> [Supplied material]:

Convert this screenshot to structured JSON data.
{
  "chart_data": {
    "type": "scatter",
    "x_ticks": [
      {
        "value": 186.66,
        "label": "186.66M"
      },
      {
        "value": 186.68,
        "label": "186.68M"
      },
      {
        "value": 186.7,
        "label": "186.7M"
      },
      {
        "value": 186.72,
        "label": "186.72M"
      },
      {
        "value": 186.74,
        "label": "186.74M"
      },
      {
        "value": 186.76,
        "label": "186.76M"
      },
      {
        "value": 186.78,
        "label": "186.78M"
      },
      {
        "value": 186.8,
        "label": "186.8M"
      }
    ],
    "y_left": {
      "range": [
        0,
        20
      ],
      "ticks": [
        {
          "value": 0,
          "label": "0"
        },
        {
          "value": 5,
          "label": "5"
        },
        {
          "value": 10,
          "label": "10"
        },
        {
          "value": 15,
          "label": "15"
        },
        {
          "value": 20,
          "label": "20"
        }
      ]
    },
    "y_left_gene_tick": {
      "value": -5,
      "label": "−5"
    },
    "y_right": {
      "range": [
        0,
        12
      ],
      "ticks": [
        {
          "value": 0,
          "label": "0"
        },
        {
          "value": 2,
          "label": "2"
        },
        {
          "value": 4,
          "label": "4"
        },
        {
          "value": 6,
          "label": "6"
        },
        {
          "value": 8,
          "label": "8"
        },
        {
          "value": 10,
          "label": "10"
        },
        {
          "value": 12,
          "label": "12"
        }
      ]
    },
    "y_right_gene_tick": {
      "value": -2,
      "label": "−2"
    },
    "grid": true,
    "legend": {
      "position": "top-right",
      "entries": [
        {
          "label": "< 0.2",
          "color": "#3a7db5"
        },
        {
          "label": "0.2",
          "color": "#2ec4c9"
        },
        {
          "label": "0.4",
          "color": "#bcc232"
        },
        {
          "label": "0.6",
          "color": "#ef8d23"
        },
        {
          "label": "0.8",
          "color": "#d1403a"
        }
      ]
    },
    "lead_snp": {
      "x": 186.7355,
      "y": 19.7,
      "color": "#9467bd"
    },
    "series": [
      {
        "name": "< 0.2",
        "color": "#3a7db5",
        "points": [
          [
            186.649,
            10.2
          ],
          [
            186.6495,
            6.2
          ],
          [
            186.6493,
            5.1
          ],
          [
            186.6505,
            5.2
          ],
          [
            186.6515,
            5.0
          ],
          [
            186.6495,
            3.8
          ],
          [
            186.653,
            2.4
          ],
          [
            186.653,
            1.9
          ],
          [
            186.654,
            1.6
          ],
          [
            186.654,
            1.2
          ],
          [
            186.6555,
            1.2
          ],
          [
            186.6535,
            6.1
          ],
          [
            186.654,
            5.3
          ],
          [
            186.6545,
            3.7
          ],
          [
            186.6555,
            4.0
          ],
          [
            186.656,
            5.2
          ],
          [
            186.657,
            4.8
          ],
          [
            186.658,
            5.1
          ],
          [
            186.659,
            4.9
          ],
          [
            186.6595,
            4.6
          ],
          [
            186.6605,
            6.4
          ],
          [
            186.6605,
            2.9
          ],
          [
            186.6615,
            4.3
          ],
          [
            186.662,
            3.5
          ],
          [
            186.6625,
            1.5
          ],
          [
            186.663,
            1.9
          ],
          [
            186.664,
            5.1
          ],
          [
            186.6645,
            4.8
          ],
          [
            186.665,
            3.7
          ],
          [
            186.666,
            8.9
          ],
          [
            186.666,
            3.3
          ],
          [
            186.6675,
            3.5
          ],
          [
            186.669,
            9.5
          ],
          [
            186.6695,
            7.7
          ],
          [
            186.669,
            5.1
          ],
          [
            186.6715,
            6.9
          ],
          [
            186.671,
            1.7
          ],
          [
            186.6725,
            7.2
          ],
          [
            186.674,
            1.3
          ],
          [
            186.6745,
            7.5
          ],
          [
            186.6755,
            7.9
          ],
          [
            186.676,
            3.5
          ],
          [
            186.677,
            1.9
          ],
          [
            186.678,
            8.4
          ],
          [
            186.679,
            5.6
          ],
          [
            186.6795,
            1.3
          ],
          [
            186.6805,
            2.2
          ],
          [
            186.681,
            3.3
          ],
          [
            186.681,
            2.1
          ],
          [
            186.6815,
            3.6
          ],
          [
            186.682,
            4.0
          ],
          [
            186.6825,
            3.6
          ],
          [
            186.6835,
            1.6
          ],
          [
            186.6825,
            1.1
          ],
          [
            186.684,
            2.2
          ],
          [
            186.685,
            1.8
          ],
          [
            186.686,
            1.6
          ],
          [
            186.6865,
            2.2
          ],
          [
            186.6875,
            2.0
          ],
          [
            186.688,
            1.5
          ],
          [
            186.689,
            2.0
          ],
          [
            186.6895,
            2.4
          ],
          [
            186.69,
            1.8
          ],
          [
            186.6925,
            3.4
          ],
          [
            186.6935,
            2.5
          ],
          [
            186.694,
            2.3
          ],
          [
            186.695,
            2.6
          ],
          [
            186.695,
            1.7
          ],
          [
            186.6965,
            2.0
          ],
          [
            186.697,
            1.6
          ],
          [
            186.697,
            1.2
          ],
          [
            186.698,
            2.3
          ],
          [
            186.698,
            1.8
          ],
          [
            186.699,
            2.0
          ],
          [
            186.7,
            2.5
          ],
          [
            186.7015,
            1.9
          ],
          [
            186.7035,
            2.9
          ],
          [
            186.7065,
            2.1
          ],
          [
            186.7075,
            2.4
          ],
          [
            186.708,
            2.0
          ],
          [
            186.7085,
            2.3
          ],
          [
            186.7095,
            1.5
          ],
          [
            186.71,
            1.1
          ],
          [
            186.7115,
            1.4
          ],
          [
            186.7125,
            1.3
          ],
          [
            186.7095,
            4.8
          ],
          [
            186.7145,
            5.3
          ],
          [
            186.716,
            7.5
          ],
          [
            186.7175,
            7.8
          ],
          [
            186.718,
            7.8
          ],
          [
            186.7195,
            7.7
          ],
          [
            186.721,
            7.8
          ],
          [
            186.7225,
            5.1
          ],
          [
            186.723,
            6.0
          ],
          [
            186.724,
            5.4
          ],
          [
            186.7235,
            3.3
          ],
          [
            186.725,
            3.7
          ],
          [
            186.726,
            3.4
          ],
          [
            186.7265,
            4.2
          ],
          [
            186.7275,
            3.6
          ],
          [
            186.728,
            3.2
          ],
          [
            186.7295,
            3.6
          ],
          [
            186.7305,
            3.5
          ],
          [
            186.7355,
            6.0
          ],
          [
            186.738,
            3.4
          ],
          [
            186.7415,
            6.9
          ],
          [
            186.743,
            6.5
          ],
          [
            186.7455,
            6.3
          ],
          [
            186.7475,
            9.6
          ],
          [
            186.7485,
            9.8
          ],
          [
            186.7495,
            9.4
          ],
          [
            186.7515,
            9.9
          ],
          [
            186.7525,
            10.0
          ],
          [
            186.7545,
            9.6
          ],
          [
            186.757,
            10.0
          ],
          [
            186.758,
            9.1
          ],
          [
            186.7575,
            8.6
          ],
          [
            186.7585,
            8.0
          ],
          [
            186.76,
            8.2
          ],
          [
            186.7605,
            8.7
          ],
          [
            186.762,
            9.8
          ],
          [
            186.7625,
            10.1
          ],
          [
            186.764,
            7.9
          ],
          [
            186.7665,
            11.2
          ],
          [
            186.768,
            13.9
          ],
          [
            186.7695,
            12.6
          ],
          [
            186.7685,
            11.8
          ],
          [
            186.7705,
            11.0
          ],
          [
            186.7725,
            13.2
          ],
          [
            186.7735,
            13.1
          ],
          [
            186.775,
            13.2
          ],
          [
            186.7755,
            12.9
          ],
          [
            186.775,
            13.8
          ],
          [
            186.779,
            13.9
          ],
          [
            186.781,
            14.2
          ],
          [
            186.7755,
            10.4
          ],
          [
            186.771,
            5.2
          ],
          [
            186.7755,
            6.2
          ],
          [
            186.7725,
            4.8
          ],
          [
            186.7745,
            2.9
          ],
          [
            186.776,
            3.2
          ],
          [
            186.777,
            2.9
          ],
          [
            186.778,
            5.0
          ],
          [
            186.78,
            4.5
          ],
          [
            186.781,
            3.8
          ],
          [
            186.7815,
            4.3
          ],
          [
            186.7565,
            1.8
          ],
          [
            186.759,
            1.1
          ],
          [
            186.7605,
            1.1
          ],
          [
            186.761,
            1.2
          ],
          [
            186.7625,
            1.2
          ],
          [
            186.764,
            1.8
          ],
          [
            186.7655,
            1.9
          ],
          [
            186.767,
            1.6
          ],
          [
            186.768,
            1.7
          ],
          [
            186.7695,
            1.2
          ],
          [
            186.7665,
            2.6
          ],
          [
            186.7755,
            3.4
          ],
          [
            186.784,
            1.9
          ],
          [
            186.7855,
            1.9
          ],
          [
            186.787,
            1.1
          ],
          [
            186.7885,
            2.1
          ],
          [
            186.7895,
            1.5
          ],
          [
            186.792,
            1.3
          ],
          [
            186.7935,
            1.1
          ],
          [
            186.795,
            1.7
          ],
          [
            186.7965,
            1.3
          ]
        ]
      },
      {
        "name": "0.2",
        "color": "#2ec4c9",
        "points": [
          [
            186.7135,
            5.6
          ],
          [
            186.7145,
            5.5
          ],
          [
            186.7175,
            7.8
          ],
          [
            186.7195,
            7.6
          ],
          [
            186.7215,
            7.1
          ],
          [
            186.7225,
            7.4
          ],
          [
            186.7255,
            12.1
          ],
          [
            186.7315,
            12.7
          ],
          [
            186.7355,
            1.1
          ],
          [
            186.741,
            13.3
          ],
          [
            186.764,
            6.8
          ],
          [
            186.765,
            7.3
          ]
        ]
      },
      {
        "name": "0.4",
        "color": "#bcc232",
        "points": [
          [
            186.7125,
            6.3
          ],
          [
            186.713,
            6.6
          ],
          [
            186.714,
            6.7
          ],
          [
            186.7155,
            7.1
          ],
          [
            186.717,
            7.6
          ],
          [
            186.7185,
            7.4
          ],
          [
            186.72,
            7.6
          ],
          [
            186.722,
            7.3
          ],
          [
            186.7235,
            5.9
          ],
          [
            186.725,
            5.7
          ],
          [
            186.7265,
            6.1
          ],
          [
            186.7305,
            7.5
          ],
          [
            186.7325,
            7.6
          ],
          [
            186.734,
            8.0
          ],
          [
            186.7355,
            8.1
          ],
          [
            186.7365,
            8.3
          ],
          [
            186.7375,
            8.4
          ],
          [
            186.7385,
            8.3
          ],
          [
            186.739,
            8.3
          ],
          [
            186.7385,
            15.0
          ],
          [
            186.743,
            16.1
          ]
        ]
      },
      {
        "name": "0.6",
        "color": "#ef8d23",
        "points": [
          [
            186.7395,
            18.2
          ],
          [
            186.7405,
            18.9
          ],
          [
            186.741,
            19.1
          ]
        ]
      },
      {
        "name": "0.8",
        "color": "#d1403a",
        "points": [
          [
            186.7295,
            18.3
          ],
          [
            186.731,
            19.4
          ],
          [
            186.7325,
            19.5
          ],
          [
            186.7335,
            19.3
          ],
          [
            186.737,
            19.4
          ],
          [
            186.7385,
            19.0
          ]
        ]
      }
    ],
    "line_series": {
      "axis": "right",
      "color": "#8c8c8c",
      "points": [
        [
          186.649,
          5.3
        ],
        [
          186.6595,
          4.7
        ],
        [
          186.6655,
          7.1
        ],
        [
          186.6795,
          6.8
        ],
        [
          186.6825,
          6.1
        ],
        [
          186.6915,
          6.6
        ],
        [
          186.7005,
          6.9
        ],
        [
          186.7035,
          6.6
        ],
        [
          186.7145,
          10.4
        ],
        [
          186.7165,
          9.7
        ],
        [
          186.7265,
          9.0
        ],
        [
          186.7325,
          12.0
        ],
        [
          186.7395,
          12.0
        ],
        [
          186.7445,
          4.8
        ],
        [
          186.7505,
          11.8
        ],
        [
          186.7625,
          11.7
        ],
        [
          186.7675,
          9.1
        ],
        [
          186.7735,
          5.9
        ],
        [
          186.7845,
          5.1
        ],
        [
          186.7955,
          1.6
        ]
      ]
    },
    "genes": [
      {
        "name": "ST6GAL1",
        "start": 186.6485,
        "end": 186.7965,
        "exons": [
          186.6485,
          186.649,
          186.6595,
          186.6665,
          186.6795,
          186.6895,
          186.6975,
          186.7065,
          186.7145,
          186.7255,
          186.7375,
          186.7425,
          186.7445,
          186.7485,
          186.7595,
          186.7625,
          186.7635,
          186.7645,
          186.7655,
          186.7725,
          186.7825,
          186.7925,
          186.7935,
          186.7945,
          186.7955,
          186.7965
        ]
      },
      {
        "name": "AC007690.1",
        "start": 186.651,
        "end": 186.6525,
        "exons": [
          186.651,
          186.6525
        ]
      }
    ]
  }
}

> [Exercise aim]: Determine the number of lines in the entries that contain the word "color". Give that number and nothing more.

> [Answer section]: 12